● **Records provided**:
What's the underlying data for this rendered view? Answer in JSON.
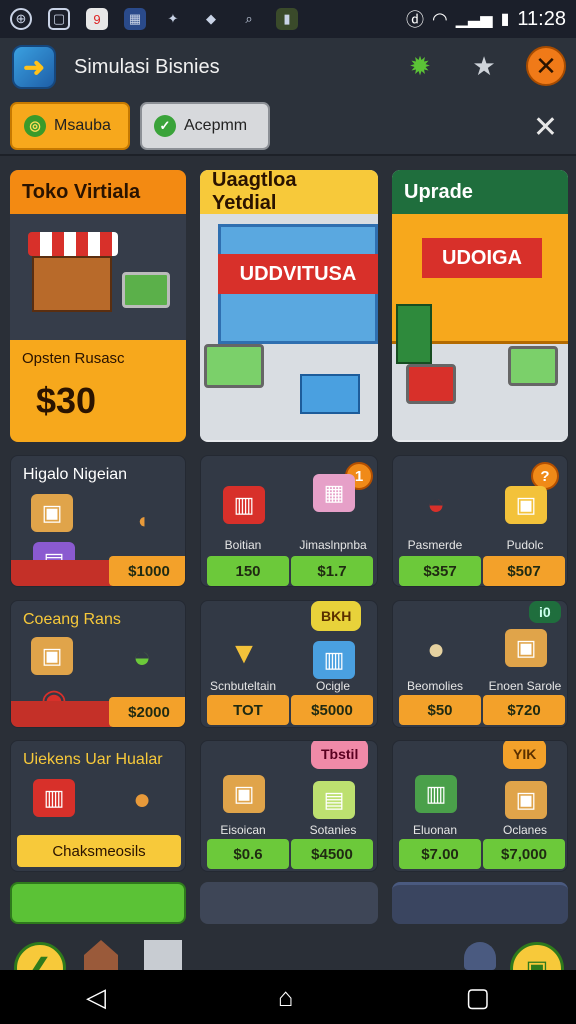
{
  "status": {
    "time": "11:28"
  },
  "header": {
    "title": "Simulasi Bisnies"
  },
  "tabs": [
    {
      "label": "Msauba"
    },
    {
      "label": "Acepmm"
    }
  ],
  "panels": [
    {
      "title": "Toko Virtiala",
      "footer_label": "Opsten Rusasc",
      "price": "$30"
    },
    {
      "title": "Uaagtloa Yetdial",
      "sign": "UDDVITUSA"
    },
    {
      "title": "Uprade",
      "sign": "UDOIGA"
    }
  ],
  "tiles": [
    {
      "label": "Higalo Nigeian",
      "price": "$1000"
    },
    {
      "items": [
        "Boitian",
        "Jimaslnpnba"
      ],
      "prices": [
        "150",
        "$1.7"
      ],
      "bubble": "1"
    },
    {
      "items": [
        "Pasmerde",
        "Pudolc"
      ],
      "prices": [
        "$357",
        "$507"
      ],
      "bubble": "?"
    },
    {
      "label": "Coeang Rans",
      "price": "$2000"
    },
    {
      "badge": "BKH",
      "items": [
        "Scnbuteltain",
        "Ocigle"
      ],
      "prices": [
        "TOT",
        "$5000"
      ]
    },
    {
      "badge_small": "i0",
      "items": [
        "Beomolies",
        "Enoen Sarole"
      ],
      "prices": [
        "$50",
        "$720"
      ]
    },
    {
      "label": "Uiekens Uar Hualar",
      "button": "Chaksmeosils"
    },
    {
      "badge": "Tbstil",
      "items": [
        "Eisoican",
        "Sotanies"
      ],
      "prices": [
        "$0.6",
        "$4500"
      ]
    },
    {
      "badge": "YIK",
      "items": [
        "Eluonan",
        "Oclanes"
      ],
      "prices": [
        "$7.00",
        "$7,000"
      ]
    }
  ],
  "colors": {
    "orange": "#f39a12",
    "yellow": "#f7c93a",
    "green": "#1f6e3d",
    "price_green": "#6cc93a",
    "price_orange": "#f3a12a"
  }
}
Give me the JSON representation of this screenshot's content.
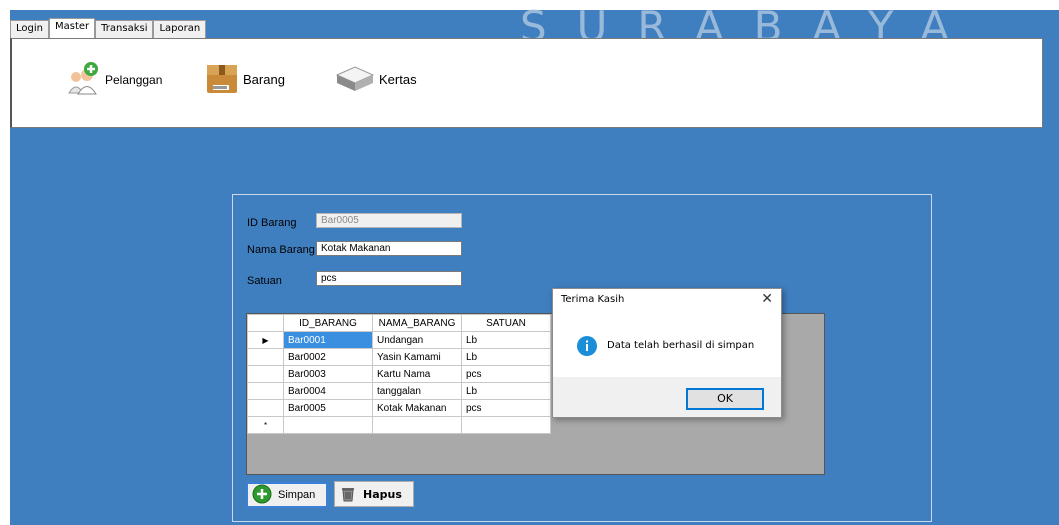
{
  "watermark": "SURABAYA",
  "tabs": [
    {
      "label": "Login"
    },
    {
      "label": "Master"
    },
    {
      "label": "Transaksi"
    },
    {
      "label": "Laporan"
    }
  ],
  "active_tab": "Master",
  "ribbon": {
    "pelanggan": "Pelanggan",
    "barang": "Barang",
    "kertas": "Kertas"
  },
  "form": {
    "id_label": "ID Barang",
    "id_value": "Bar0005",
    "nama_label": "Nama Barang",
    "nama_value": "Kotak Makanan",
    "satuan_label": "Satuan",
    "satuan_value": "pcs"
  },
  "grid": {
    "columns": [
      "ID_BARANG",
      "NAMA_BARANG",
      "SATUAN"
    ],
    "rows": [
      [
        "Bar0001",
        "Undangan",
        "Lb"
      ],
      [
        "Bar0002",
        "Yasin Kamami",
        "Lb"
      ],
      [
        "Bar0003",
        "Kartu Nama",
        "pcs"
      ],
      [
        "Bar0004",
        "tanggalan",
        "Lb"
      ],
      [
        "Bar0005",
        "Kotak Makanan",
        "pcs"
      ]
    ],
    "current_row_marker": "▶",
    "new_row_marker": "*"
  },
  "buttons": {
    "simpan": "Simpan",
    "hapus": "Hapus"
  },
  "dialog": {
    "title": "Terima Kasih",
    "close": "✕",
    "message": "Data telah berhasil di simpan",
    "ok": "OK"
  },
  "colors": {
    "workspace": "#3f7fbf",
    "selection": "#3b8fe0",
    "info_icon": "#1a8fd8"
  }
}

● **Request**:
Count the lines above that contain the word "this", and reply with only that number.

● **Full response**:
2